GIVEN INSTRUCTION: Show every line of the data below that contains the string "arrow".

Records from a collection:
** begin **
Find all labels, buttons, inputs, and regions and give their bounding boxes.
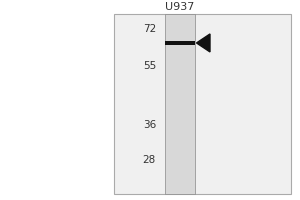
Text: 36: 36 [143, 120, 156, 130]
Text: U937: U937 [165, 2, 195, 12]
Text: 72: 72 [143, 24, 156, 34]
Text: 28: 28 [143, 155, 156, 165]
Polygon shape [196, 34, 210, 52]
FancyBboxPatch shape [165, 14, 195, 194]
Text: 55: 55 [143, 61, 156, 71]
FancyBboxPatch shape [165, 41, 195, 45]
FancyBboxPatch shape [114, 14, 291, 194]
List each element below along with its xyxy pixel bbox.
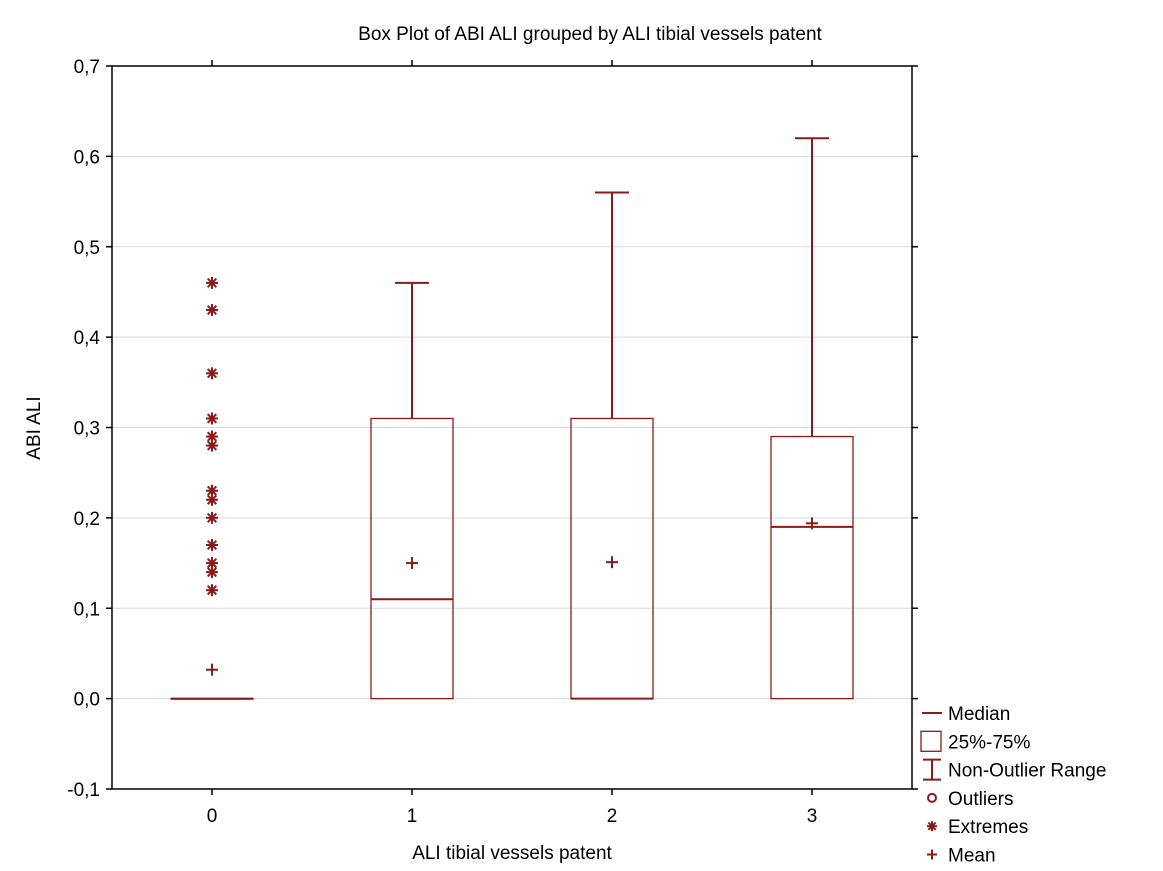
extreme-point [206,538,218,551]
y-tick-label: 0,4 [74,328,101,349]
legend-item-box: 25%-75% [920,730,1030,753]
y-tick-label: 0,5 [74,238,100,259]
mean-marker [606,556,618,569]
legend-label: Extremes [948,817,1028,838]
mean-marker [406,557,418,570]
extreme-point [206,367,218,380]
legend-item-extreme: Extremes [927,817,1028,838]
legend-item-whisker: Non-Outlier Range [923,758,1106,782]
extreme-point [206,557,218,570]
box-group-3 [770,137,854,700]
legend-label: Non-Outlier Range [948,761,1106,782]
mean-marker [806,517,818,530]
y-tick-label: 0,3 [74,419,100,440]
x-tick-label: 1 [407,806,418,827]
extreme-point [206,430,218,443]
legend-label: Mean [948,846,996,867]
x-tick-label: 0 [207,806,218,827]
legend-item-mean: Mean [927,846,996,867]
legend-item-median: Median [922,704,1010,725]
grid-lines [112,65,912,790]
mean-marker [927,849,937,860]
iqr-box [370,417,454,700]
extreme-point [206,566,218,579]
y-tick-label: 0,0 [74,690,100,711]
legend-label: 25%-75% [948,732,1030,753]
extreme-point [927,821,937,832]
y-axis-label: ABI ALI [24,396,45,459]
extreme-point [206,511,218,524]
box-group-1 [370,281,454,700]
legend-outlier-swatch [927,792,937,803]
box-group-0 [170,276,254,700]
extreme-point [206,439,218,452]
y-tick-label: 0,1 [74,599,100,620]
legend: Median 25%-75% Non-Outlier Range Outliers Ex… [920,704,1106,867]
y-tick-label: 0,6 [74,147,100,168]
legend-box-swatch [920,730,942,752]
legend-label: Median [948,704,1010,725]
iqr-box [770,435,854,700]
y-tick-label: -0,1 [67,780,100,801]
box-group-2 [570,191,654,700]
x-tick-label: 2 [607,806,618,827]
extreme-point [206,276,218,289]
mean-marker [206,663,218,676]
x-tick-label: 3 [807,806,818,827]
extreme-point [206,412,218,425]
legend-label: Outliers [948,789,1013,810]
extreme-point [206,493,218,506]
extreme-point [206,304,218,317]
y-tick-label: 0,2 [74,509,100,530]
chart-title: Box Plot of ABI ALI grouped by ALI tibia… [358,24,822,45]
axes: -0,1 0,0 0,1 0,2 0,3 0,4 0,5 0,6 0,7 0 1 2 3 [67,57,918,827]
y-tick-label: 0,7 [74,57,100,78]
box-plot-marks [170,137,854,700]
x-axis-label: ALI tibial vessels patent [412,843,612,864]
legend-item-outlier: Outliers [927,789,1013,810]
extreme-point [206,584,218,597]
** end **
** begin **
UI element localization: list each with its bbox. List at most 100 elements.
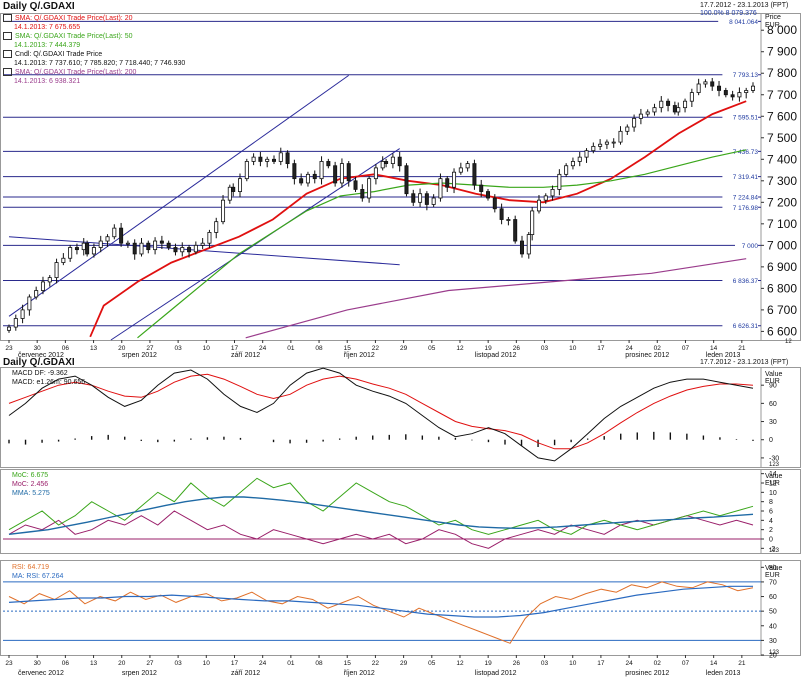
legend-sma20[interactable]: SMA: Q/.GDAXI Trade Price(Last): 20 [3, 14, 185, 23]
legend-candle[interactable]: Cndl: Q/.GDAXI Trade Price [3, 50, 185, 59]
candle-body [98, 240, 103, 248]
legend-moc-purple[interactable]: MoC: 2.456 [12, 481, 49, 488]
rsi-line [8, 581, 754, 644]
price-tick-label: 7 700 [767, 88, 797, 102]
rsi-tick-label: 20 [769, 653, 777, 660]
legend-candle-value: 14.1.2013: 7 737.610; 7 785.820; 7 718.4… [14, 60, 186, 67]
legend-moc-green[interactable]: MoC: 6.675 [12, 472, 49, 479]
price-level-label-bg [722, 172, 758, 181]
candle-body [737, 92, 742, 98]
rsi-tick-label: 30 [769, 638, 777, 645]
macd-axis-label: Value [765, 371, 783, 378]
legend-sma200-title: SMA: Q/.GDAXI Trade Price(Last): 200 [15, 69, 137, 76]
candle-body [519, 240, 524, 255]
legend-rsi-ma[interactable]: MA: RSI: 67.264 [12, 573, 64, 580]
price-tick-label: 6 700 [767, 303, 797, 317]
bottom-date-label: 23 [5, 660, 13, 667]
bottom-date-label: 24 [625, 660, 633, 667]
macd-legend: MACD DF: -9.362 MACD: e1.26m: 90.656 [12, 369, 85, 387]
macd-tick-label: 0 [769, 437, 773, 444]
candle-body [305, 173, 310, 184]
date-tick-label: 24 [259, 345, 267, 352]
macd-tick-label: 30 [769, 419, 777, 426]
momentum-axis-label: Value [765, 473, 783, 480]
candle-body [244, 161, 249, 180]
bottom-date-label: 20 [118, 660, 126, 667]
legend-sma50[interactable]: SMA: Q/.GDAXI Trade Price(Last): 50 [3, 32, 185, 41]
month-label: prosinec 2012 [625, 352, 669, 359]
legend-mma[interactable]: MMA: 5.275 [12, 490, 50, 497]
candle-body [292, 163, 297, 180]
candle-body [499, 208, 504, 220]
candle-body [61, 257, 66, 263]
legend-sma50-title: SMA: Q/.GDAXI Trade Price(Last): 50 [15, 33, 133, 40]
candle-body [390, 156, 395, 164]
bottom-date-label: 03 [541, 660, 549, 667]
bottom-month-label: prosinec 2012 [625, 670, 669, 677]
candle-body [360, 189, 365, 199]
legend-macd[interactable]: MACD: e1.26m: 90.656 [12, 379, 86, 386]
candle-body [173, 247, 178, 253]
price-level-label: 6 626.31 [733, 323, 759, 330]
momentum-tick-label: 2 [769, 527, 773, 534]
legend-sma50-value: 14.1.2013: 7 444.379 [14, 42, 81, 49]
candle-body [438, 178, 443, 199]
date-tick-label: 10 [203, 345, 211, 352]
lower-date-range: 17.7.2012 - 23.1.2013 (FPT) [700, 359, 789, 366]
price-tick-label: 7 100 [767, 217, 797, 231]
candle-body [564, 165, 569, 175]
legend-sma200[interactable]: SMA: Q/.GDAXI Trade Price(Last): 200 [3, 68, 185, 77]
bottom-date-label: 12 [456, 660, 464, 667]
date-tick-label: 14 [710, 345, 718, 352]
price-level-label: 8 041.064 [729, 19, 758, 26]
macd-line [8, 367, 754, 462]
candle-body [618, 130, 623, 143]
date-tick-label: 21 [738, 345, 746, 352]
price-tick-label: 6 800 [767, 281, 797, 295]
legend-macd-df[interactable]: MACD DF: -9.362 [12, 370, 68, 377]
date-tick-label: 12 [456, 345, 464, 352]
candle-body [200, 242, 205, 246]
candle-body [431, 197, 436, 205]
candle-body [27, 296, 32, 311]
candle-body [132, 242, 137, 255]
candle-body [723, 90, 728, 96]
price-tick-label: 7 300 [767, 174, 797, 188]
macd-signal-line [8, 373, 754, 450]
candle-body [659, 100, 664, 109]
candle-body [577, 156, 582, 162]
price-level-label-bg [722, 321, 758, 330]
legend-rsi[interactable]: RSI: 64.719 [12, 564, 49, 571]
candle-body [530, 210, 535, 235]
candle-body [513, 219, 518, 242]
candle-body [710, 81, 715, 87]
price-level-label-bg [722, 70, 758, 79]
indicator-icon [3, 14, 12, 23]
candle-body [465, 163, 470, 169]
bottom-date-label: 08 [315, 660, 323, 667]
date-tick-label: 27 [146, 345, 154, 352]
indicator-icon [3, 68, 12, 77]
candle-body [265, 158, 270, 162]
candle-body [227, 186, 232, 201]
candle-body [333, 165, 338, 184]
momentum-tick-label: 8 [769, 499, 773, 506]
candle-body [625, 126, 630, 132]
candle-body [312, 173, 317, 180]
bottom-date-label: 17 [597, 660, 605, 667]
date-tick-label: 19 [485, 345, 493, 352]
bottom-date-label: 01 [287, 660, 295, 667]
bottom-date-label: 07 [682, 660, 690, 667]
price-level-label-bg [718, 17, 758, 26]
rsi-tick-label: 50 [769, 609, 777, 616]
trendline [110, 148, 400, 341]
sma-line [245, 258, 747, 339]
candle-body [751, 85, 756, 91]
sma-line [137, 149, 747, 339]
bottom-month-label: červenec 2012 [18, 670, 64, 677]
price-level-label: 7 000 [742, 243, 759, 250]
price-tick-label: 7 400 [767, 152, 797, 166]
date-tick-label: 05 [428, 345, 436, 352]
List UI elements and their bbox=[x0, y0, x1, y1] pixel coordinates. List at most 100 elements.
** end **
** begin **
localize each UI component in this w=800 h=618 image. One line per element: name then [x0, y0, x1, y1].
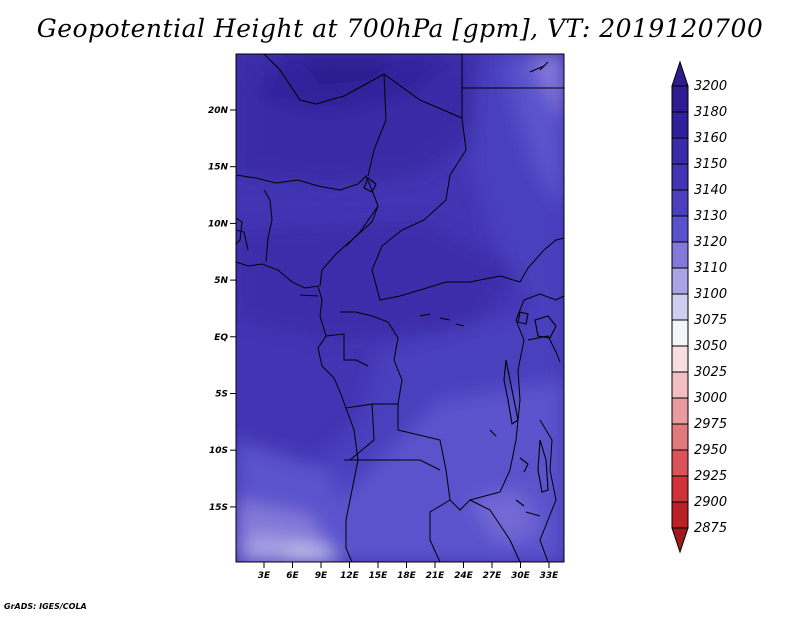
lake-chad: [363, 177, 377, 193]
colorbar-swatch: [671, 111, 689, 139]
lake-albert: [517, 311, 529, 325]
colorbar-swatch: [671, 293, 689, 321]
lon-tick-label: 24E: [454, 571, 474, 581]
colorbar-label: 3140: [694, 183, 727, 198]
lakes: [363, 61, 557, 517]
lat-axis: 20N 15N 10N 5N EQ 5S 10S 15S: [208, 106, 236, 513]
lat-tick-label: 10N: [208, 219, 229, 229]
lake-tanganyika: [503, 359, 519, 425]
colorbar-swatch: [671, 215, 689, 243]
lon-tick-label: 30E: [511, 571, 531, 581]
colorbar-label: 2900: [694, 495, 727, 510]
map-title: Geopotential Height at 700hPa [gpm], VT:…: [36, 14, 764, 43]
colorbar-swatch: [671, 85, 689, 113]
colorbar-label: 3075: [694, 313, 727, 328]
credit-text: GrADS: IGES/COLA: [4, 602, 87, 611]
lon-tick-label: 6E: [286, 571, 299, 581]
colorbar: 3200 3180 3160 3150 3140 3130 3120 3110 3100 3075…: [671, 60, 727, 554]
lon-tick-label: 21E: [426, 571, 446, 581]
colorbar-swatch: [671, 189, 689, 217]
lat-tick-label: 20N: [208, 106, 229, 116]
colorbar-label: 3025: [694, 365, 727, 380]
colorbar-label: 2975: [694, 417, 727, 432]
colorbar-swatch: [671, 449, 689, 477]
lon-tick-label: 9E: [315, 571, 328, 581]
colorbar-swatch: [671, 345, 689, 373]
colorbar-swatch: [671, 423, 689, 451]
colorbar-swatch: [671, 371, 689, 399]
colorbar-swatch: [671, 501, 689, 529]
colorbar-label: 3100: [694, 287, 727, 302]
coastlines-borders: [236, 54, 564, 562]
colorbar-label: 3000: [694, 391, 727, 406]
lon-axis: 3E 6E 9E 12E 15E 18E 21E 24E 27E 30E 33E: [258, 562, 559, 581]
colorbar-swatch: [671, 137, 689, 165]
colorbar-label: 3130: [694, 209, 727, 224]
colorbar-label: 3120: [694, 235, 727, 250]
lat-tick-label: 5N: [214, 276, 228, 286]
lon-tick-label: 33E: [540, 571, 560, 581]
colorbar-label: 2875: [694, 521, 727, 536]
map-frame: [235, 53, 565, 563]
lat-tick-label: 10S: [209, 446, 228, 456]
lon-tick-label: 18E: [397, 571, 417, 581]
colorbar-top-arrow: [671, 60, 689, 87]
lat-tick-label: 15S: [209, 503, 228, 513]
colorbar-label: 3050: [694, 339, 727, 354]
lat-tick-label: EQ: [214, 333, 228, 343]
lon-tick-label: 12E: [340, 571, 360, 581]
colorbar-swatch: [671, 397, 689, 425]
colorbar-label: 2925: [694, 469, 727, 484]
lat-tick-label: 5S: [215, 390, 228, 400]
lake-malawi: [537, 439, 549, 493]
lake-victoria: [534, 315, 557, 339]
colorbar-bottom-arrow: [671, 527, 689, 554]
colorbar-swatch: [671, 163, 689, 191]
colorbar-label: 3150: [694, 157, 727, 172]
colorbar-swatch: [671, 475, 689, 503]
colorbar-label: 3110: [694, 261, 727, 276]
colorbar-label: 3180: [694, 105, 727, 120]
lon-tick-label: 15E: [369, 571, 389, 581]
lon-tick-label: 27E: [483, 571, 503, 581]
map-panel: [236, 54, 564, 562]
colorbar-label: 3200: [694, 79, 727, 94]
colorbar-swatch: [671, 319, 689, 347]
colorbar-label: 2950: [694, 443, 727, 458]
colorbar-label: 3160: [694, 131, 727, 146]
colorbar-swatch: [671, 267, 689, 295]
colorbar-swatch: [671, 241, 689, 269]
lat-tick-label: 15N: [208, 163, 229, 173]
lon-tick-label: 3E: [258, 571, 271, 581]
** end **
TASK RESPONSE:
colorbar-top-arrow: [671, 60, 689, 87]
colorbar-bottom-arrow: [671, 527, 689, 554]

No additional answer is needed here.